— start of Dataset records —

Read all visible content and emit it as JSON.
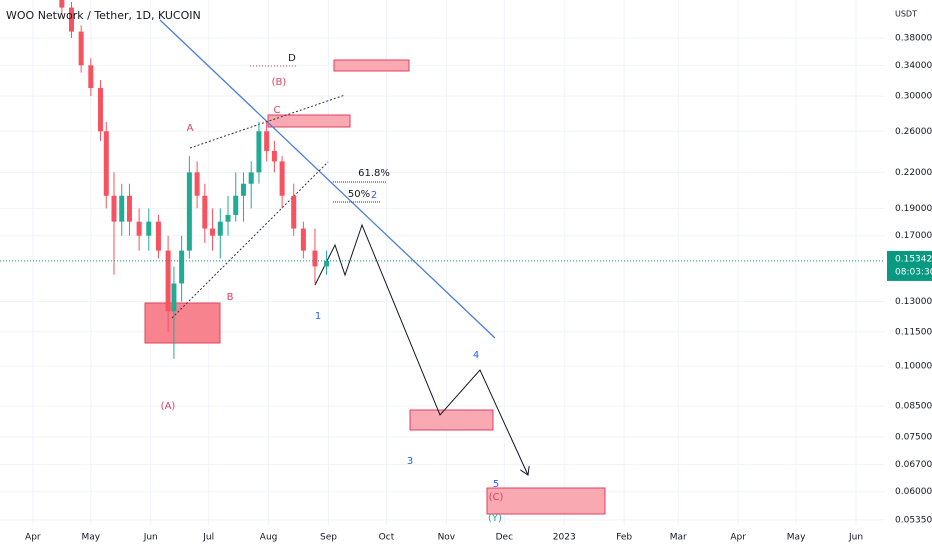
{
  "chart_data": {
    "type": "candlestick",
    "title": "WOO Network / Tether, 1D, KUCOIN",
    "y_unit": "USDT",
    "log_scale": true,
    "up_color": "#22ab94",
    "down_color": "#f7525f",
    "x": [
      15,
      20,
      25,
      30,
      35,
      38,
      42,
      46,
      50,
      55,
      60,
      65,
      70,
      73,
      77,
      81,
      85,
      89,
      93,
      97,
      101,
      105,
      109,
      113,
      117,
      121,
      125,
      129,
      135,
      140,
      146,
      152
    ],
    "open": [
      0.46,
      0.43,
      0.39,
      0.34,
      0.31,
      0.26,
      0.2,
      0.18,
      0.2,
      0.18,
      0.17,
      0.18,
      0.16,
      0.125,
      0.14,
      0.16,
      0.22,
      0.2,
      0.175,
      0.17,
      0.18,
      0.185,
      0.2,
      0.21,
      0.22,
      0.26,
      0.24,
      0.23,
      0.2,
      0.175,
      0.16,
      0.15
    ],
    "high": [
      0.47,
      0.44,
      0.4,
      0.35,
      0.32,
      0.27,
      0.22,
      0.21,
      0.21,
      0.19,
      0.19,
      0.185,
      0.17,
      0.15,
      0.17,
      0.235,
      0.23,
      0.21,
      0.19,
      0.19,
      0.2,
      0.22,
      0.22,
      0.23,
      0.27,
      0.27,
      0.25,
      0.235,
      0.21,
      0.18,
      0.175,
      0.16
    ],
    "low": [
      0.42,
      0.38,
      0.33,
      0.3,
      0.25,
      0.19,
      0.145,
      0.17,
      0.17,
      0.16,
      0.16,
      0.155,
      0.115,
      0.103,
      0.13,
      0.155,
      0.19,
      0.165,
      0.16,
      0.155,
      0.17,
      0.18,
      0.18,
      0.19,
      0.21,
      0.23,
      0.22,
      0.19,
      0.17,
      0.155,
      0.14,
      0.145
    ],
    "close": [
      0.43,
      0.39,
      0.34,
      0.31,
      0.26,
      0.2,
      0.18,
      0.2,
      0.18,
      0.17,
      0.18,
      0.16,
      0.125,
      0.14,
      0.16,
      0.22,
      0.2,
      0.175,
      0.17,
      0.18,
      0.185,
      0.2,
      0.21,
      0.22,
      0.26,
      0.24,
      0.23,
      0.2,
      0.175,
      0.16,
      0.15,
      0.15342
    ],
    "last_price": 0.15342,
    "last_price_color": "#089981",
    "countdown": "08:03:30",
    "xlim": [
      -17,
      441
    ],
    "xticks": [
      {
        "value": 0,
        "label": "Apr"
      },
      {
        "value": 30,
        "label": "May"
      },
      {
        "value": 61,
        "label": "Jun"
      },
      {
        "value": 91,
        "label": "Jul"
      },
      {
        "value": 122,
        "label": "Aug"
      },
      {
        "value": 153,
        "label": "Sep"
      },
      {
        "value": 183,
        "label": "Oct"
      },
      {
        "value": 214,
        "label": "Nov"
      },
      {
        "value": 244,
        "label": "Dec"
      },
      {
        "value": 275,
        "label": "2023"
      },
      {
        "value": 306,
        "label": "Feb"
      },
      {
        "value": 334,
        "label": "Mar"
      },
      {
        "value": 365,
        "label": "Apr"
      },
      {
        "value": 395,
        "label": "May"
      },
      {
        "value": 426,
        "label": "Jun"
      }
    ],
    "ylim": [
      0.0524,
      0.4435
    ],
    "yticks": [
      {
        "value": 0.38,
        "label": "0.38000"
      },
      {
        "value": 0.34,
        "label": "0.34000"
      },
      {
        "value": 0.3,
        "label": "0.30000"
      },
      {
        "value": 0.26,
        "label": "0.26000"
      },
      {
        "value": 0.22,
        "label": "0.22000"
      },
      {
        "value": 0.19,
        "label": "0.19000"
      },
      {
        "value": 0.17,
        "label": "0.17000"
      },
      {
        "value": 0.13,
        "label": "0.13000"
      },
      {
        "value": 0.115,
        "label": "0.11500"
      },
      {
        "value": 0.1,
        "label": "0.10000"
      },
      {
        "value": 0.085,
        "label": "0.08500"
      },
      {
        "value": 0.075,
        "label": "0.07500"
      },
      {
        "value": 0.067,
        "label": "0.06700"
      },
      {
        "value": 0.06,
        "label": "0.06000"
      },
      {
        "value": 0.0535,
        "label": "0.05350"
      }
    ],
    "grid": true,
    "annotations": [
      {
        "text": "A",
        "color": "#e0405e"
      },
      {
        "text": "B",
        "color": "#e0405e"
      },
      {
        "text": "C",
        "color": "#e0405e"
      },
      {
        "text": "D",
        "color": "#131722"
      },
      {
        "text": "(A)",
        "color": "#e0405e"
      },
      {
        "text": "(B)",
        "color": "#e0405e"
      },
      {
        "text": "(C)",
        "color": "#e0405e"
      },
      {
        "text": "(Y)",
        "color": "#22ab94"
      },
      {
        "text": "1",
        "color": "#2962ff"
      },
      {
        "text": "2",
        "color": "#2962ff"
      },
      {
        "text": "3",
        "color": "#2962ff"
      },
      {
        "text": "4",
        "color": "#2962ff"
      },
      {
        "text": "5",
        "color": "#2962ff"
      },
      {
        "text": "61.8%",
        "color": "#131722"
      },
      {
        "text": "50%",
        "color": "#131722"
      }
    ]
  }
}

— end of Dataset records —

Copy the records above exactly, leaving out every picture.

Completed exercise ▸
Read all visible content and emit it as JSON.
{
  "chart_data": {
    "type": "candlestick",
    "title": "WOO Network / Tether, 1D, KUCOIN",
    "y_unit": "USDT",
    "log_scale": true,
    "up_color": "#22ab94",
    "down_color": "#f7525f",
    "x": [
      15,
      20,
      25,
      30,
      35,
      38,
      42,
      46,
      50,
      55,
      60,
      65,
      70,
      73,
      77,
      81,
      85,
      89,
      93,
      97,
      101,
      105,
      109,
      113,
      117,
      121,
      125,
      129,
      135,
      140,
      146,
      152
    ],
    "open": [
      0.46,
      0.43,
      0.39,
      0.34,
      0.31,
      0.26,
      0.2,
      0.18,
      0.2,
      0.18,
      0.17,
      0.18,
      0.16,
      0.125,
      0.14,
      0.16,
      0.22,
      0.2,
      0.175,
      0.17,
      0.18,
      0.185,
      0.2,
      0.21,
      0.22,
      0.26,
      0.24,
      0.23,
      0.2,
      0.175,
      0.16,
      0.15
    ],
    "high": [
      0.47,
      0.44,
      0.4,
      0.35,
      0.32,
      0.27,
      0.22,
      0.21,
      0.21,
      0.19,
      0.19,
      0.185,
      0.17,
      0.15,
      0.17,
      0.235,
      0.23,
      0.21,
      0.19,
      0.19,
      0.2,
      0.22,
      0.22,
      0.23,
      0.27,
      0.27,
      0.25,
      0.235,
      0.21,
      0.18,
      0.175,
      0.16
    ],
    "low": [
      0.42,
      0.38,
      0.33,
      0.3,
      0.25,
      0.19,
      0.145,
      0.17,
      0.17,
      0.16,
      0.16,
      0.155,
      0.115,
      0.103,
      0.13,
      0.155,
      0.19,
      0.165,
      0.16,
      0.155,
      0.17,
      0.18,
      0.18,
      0.19,
      0.21,
      0.23,
      0.22,
      0.19,
      0.17,
      0.155,
      0.14,
      0.145
    ],
    "close": [
      0.43,
      0.39,
      0.34,
      0.31,
      0.26,
      0.2,
      0.18,
      0.2,
      0.18,
      0.17,
      0.18,
      0.16,
      0.125,
      0.14,
      0.16,
      0.22,
      0.2,
      0.175,
      0.17,
      0.18,
      0.185,
      0.2,
      0.21,
      0.22,
      0.26,
      0.24,
      0.23,
      0.2,
      0.175,
      0.16,
      0.15,
      0.15342
    ],
    "last_price": 0.15342,
    "last_price_color": "#089981",
    "countdown": "08:03:30",
    "xlim": [
      -17,
      441
    ],
    "xticks": [
      {
        "value": 0,
        "label": "Apr"
      },
      {
        "value": 30,
        "label": "May"
      },
      {
        "value": 61,
        "label": "Jun"
      },
      {
        "value": 91,
        "label": "Jul"
      },
      {
        "value": 122,
        "label": "Aug"
      },
      {
        "value": 153,
        "label": "Sep"
      },
      {
        "value": 183,
        "label": "Oct"
      },
      {
        "value": 214,
        "label": "Nov"
      },
      {
        "value": 244,
        "label": "Dec"
      },
      {
        "value": 275,
        "label": "2023"
      },
      {
        "value": 306,
        "label": "Feb"
      },
      {
        "value": 334,
        "label": "Mar"
      },
      {
        "value": 365,
        "label": "Apr"
      },
      {
        "value": 395,
        "label": "May"
      },
      {
        "value": 426,
        "label": "Jun"
      }
    ],
    "ylim": [
      0.0524,
      0.4435
    ],
    "yticks": [
      {
        "value": 0.38,
        "label": "0.38000"
      },
      {
        "value": 0.34,
        "label": "0.34000"
      },
      {
        "value": 0.3,
        "label": "0.30000"
      },
      {
        "value": 0.26,
        "label": "0.26000"
      },
      {
        "value": 0.22,
        "label": "0.22000"
      },
      {
        "value": 0.19,
        "label": "0.19000"
      },
      {
        "value": 0.17,
        "label": "0.17000"
      },
      {
        "value": 0.13,
        "label": "0.13000"
      },
      {
        "value": 0.115,
        "label": "0.11500"
      },
      {
        "value": 0.1,
        "label": "0.10000"
      },
      {
        "value": 0.085,
        "label": "0.08500"
      },
      {
        "value": 0.075,
        "label": "0.07500"
      },
      {
        "value": 0.067,
        "label": "0.06700"
      },
      {
        "value": 0.06,
        "label": "0.06000"
      },
      {
        "value": 0.0535,
        "label": "0.05350"
      }
    ],
    "grid": true,
    "annotations": [
      {
        "text": "A",
        "color": "#e0405e"
      },
      {
        "text": "B",
        "color": "#e0405e"
      },
      {
        "text": "C",
        "color": "#e0405e"
      },
      {
        "text": "D",
        "color": "#131722"
      },
      {
        "text": "(A)",
        "color": "#e0405e"
      },
      {
        "text": "(B)",
        "color": "#e0405e"
      },
      {
        "text": "(C)",
        "color": "#e0405e"
      },
      {
        "text": "(Y)",
        "color": "#22ab94"
      },
      {
        "text": "1",
        "color": "#2962ff"
      },
      {
        "text": "2",
        "color": "#2962ff"
      },
      {
        "text": "3",
        "color": "#2962ff"
      },
      {
        "text": "4",
        "color": "#2962ff"
      },
      {
        "text": "5",
        "color": "#2962ff"
      },
      {
        "text": "61.8%",
        "color": "#131722"
      },
      {
        "text": "50%",
        "color": "#131722"
      }
    ]
  }
}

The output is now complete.